▶ Recorded data
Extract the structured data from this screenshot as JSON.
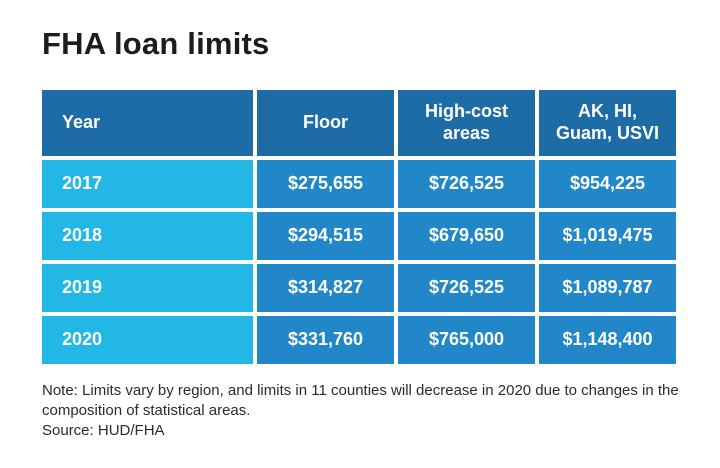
{
  "title": "FHA loan limits",
  "colors": {
    "header_bg": "#1e6ca6",
    "year_cell_bg": "#23b7e6",
    "value_cell_bg": "#2187c9",
    "table_text": "#ffffff",
    "title_text": "#1c1c1e",
    "note_text": "#2b2b2b",
    "background": "#ffffff"
  },
  "table": {
    "headers": [
      "Year",
      "Floor",
      "High-cost\nareas",
      "AK, HI,\nGuam, USVI"
    ],
    "rows": [
      {
        "year": "2017",
        "values": [
          "$275,655",
          "$726,525",
          "$954,225"
        ]
      },
      {
        "year": "2018",
        "values": [
          "$294,515",
          "$679,650",
          "$1,019,475"
        ]
      },
      {
        "year": "2019",
        "values": [
          "$314,827",
          "$726,525",
          "$1,089,787"
        ]
      },
      {
        "year": "2020",
        "values": [
          "$331,760",
          "$765,000",
          "$1,148,400"
        ]
      }
    ]
  },
  "note": "Note: Limits vary by region, and limits in 11 counties will decrease in 2020 due to changes in the composition of statistical areas.",
  "source": "Source: HUD/FHA",
  "chart_data": {
    "type": "table",
    "title": "FHA loan limits",
    "columns": [
      "Year",
      "Floor",
      "High-cost areas",
      "AK, HI, Guam, USVI"
    ],
    "rows": [
      [
        "2017",
        275655,
        726525,
        954225
      ],
      [
        "2018",
        294515,
        679650,
        1019475
      ],
      [
        "2019",
        314827,
        726525,
        1089787
      ],
      [
        "2020",
        331760,
        765000,
        1148400
      ]
    ],
    "units": "USD",
    "note": "Note: Limits vary by region, and limits in 11 counties will decrease in 2020 due to changes in the composition of statistical areas.",
    "source": "HUD/FHA"
  }
}
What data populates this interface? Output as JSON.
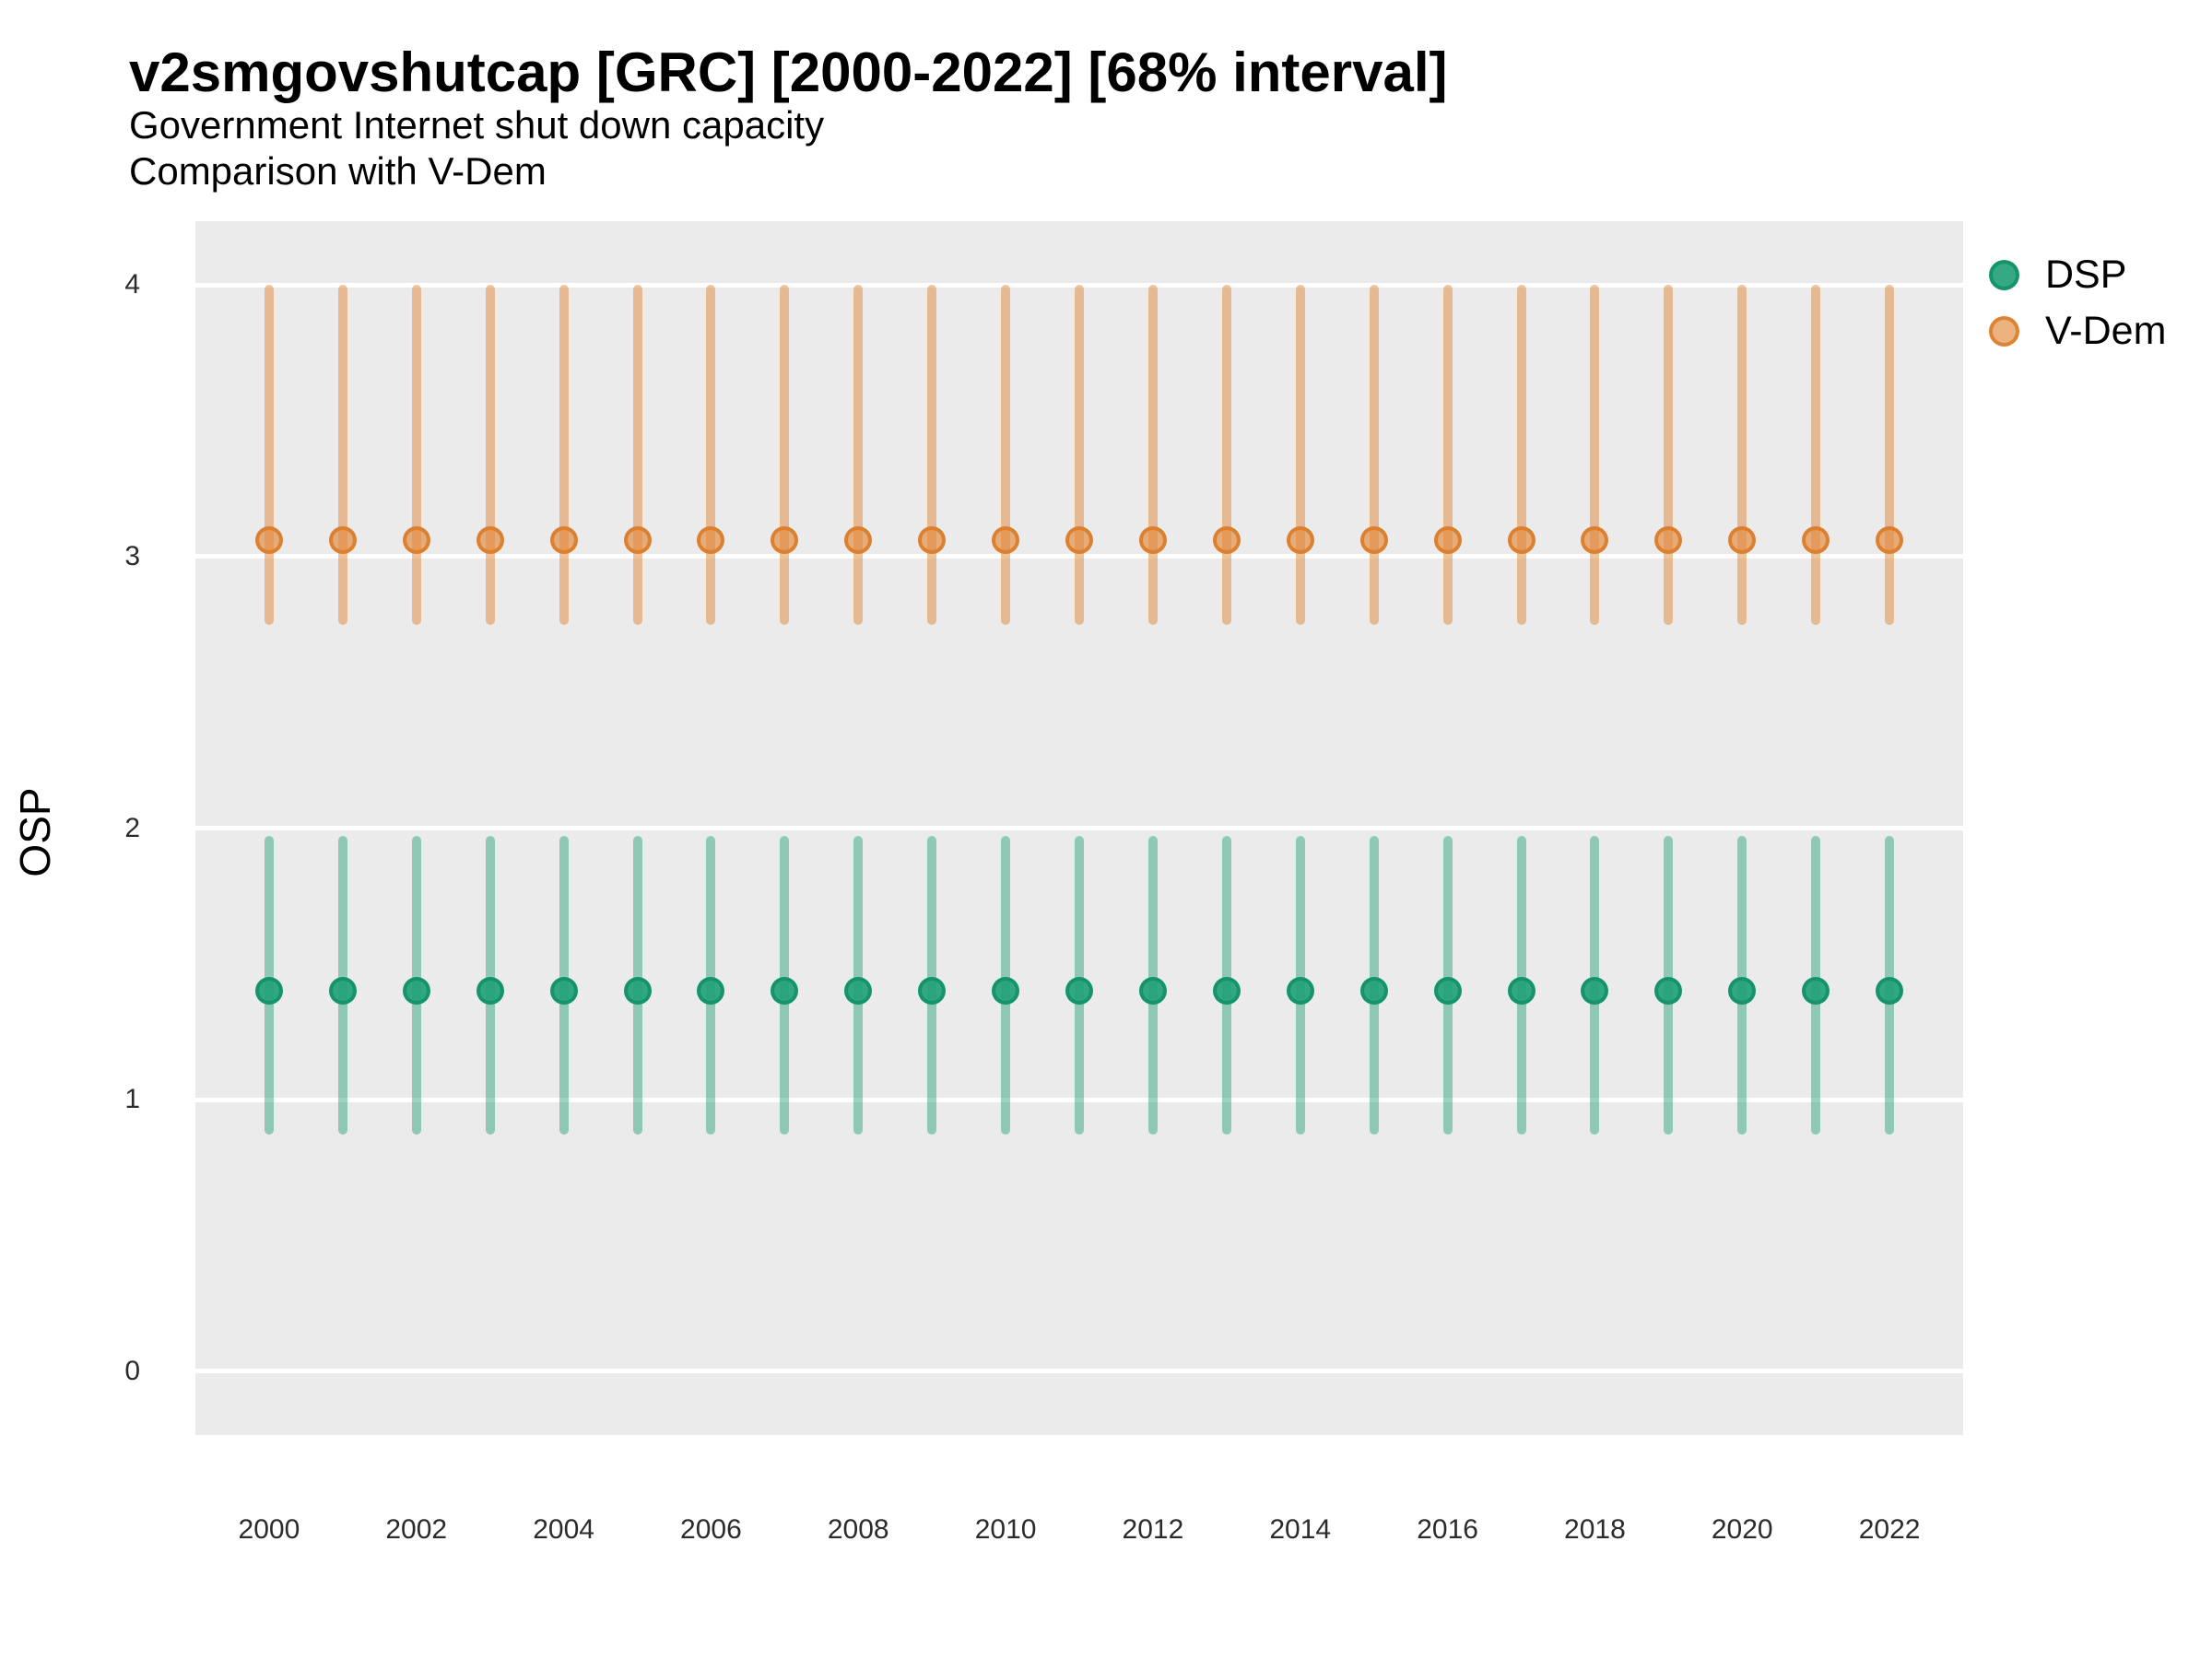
{
  "header": {
    "title": "v2smgovshutcap [GRC] [2000-2022] [68% interval]",
    "subtitle_line1": "Government Internet shut down capacity",
    "subtitle_line2": "Comparison with V-Dem"
  },
  "y_axis_title": "OSP",
  "legend": {
    "position": "right",
    "items": [
      {
        "label": "DSP",
        "fill": "rgba(30,160,118,0.9)",
        "stroke": "rgba(20,148,107,0.95)"
      },
      {
        "label": "V-Dem",
        "fill": "rgba(226,136,60,0.65)",
        "stroke": "rgba(219,126,44,0.9)"
      }
    ]
  },
  "chart_data": {
    "type": "pointrange",
    "title": "v2smgovshutcap [GRC] [2000-2022] [68% interval]",
    "subtitle": [
      "Government Internet shut down capacity",
      "Comparison with V-Dem"
    ],
    "xlabel": "",
    "ylabel": "OSP",
    "interval": "68%",
    "country": "GRC",
    "x": [
      2000,
      2001,
      2002,
      2003,
      2004,
      2005,
      2006,
      2007,
      2008,
      2009,
      2010,
      2011,
      2012,
      2013,
      2014,
      2015,
      2016,
      2017,
      2018,
      2019,
      2020,
      2021,
      2022
    ],
    "series": [
      {
        "name": "DSP",
        "color": "30,160,118",
        "stroke": "20,148,107",
        "fill_alpha": 0.9,
        "line_alpha": 0.45,
        "median": [
          1.4,
          1.4,
          1.4,
          1.4,
          1.4,
          1.4,
          1.4,
          1.4,
          1.4,
          1.4,
          1.4,
          1.4,
          1.4,
          1.4,
          1.4,
          1.4,
          1.4,
          1.4,
          1.4,
          1.4,
          1.4,
          1.4,
          1.4
        ],
        "lower": [
          0.87,
          0.87,
          0.87,
          0.87,
          0.87,
          0.87,
          0.87,
          0.87,
          0.87,
          0.87,
          0.87,
          0.87,
          0.87,
          0.87,
          0.87,
          0.87,
          0.87,
          0.87,
          0.87,
          0.87,
          0.87,
          0.87,
          0.87
        ],
        "upper": [
          1.97,
          1.97,
          1.97,
          1.97,
          1.97,
          1.97,
          1.97,
          1.97,
          1.97,
          1.97,
          1.97,
          1.97,
          1.97,
          1.97,
          1.97,
          1.97,
          1.97,
          1.97,
          1.97,
          1.97,
          1.97,
          1.97,
          1.97
        ]
      },
      {
        "name": "V-Dem",
        "color": "226,136,60",
        "stroke": "219,126,44",
        "fill_alpha": 0.65,
        "line_alpha": 0.5,
        "median": [
          3.06,
          3.06,
          3.06,
          3.06,
          3.06,
          3.06,
          3.06,
          3.06,
          3.06,
          3.06,
          3.06,
          3.06,
          3.06,
          3.06,
          3.06,
          3.06,
          3.06,
          3.06,
          3.06,
          3.06,
          3.06,
          3.06,
          3.06
        ],
        "lower": [
          2.75,
          2.75,
          2.75,
          2.75,
          2.75,
          2.75,
          2.75,
          2.75,
          2.75,
          2.75,
          2.75,
          2.75,
          2.75,
          2.75,
          2.75,
          2.75,
          2.75,
          2.75,
          2.75,
          2.75,
          2.75,
          2.75,
          2.75
        ],
        "upper": [
          4.0,
          4.0,
          4.0,
          4.0,
          4.0,
          4.0,
          4.0,
          4.0,
          4.0,
          4.0,
          4.0,
          4.0,
          4.0,
          4.0,
          4.0,
          4.0,
          4.0,
          4.0,
          4.0,
          4.0,
          4.0,
          4.0,
          4.0
        ]
      }
    ],
    "x_ticks": [
      2000,
      2002,
      2004,
      2006,
      2008,
      2010,
      2012,
      2014,
      2016,
      2018,
      2020,
      2022
    ],
    "y_ticks": [
      0,
      1,
      2,
      3,
      4
    ],
    "xlim": [
      1999,
      2023
    ],
    "ylim": [
      -0.235,
      4.235
    ],
    "grid": "major-y horizontal white lines on gray panel",
    "panel_background": "#EBEBEB",
    "gridline_color": "#FFFFFF",
    "legend_position": "right"
  }
}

▶ Requirement
Using the records above, output their complete text exactly, minus any images.

▶ The response
Extract the structured data from this screenshot as JSON.
{
  "title": "FHA loan limits",
  "colors": {
    "header_bg": "#1e6ca6",
    "year_cell_bg": "#23b7e6",
    "value_cell_bg": "#2187c9",
    "table_text": "#ffffff",
    "title_text": "#1c1c1e",
    "note_text": "#2b2b2b",
    "background": "#ffffff"
  },
  "table": {
    "headers": [
      "Year",
      "Floor",
      "High-cost\nareas",
      "AK, HI,\nGuam, USVI"
    ],
    "rows": [
      {
        "year": "2017",
        "values": [
          "$275,655",
          "$726,525",
          "$954,225"
        ]
      },
      {
        "year": "2018",
        "values": [
          "$294,515",
          "$679,650",
          "$1,019,475"
        ]
      },
      {
        "year": "2019",
        "values": [
          "$314,827",
          "$726,525",
          "$1,089,787"
        ]
      },
      {
        "year": "2020",
        "values": [
          "$331,760",
          "$765,000",
          "$1,148,400"
        ]
      }
    ]
  },
  "note": "Note: Limits vary by region, and limits in 11 counties will decrease in 2020 due to changes in the composition of statistical areas.",
  "source": "Source: HUD/FHA",
  "chart_data": {
    "type": "table",
    "title": "FHA loan limits",
    "columns": [
      "Year",
      "Floor",
      "High-cost areas",
      "AK, HI, Guam, USVI"
    ],
    "rows": [
      [
        "2017",
        275655,
        726525,
        954225
      ],
      [
        "2018",
        294515,
        679650,
        1019475
      ],
      [
        "2019",
        314827,
        726525,
        1089787
      ],
      [
        "2020",
        331760,
        765000,
        1148400
      ]
    ],
    "units": "USD",
    "note": "Note: Limits vary by region, and limits in 11 counties will decrease in 2020 due to changes in the composition of statistical areas.",
    "source": "HUD/FHA"
  }
}
What data populates this interface? Output as JSON.
{
  "header": {
    "title": "v2smgovshutcap [GRC] [2000-2022] [68% interval]",
    "subtitle_line1": "Government Internet shut down capacity",
    "subtitle_line2": "Comparison with V-Dem"
  },
  "y_axis_title": "OSP",
  "legend": {
    "position": "right",
    "items": [
      {
        "label": "DSP",
        "fill": "rgba(30,160,118,0.9)",
        "stroke": "rgba(20,148,107,0.95)"
      },
      {
        "label": "V-Dem",
        "fill": "rgba(226,136,60,0.65)",
        "stroke": "rgba(219,126,44,0.9)"
      }
    ]
  },
  "chart_data": {
    "type": "pointrange",
    "title": "v2smgovshutcap [GRC] [2000-2022] [68% interval]",
    "subtitle": [
      "Government Internet shut down capacity",
      "Comparison with V-Dem"
    ],
    "xlabel": "",
    "ylabel": "OSP",
    "interval": "68%",
    "country": "GRC",
    "x": [
      2000,
      2001,
      2002,
      2003,
      2004,
      2005,
      2006,
      2007,
      2008,
      2009,
      2010,
      2011,
      2012,
      2013,
      2014,
      2015,
      2016,
      2017,
      2018,
      2019,
      2020,
      2021,
      2022
    ],
    "series": [
      {
        "name": "DSP",
        "color": "30,160,118",
        "stroke": "20,148,107",
        "fill_alpha": 0.9,
        "line_alpha": 0.45,
        "median": [
          1.4,
          1.4,
          1.4,
          1.4,
          1.4,
          1.4,
          1.4,
          1.4,
          1.4,
          1.4,
          1.4,
          1.4,
          1.4,
          1.4,
          1.4,
          1.4,
          1.4,
          1.4,
          1.4,
          1.4,
          1.4,
          1.4,
          1.4
        ],
        "lower": [
          0.87,
          0.87,
          0.87,
          0.87,
          0.87,
          0.87,
          0.87,
          0.87,
          0.87,
          0.87,
          0.87,
          0.87,
          0.87,
          0.87,
          0.87,
          0.87,
          0.87,
          0.87,
          0.87,
          0.87,
          0.87,
          0.87,
          0.87
        ],
        "upper": [
          1.97,
          1.97,
          1.97,
          1.97,
          1.97,
          1.97,
          1.97,
          1.97,
          1.97,
          1.97,
          1.97,
          1.97,
          1.97,
          1.97,
          1.97,
          1.97,
          1.97,
          1.97,
          1.97,
          1.97,
          1.97,
          1.97,
          1.97
        ]
      },
      {
        "name": "V-Dem",
        "color": "226,136,60",
        "stroke": "219,126,44",
        "fill_alpha": 0.65,
        "line_alpha": 0.5,
        "median": [
          3.06,
          3.06,
          3.06,
          3.06,
          3.06,
          3.06,
          3.06,
          3.06,
          3.06,
          3.06,
          3.06,
          3.06,
          3.06,
          3.06,
          3.06,
          3.06,
          3.06,
          3.06,
          3.06,
          3.06,
          3.06,
          3.06,
          3.06
        ],
        "lower": [
          2.75,
          2.75,
          2.75,
          2.75,
          2.75,
          2.75,
          2.75,
          2.75,
          2.75,
          2.75,
          2.75,
          2.75,
          2.75,
          2.75,
          2.75,
          2.75,
          2.75,
          2.75,
          2.75,
          2.75,
          2.75,
          2.75,
          2.75
        ],
        "upper": [
          4.0,
          4.0,
          4.0,
          4.0,
          4.0,
          4.0,
          4.0,
          4.0,
          4.0,
          4.0,
          4.0,
          4.0,
          4.0,
          4.0,
          4.0,
          4.0,
          4.0,
          4.0,
          4.0,
          4.0,
          4.0,
          4.0,
          4.0
        ]
      }
    ],
    "x_ticks": [
      2000,
      2002,
      2004,
      2006,
      2008,
      2010,
      2012,
      2014,
      2016,
      2018,
      2020,
      2022
    ],
    "y_ticks": [
      0,
      1,
      2,
      3,
      4
    ],
    "xlim": [
      1999,
      2023
    ],
    "ylim": [
      -0.235,
      4.235
    ],
    "grid": "major-y horizontal white lines on gray panel",
    "panel_background": "#EBEBEB",
    "gridline_color": "#FFFFFF",
    "legend_position": "right"
  }
}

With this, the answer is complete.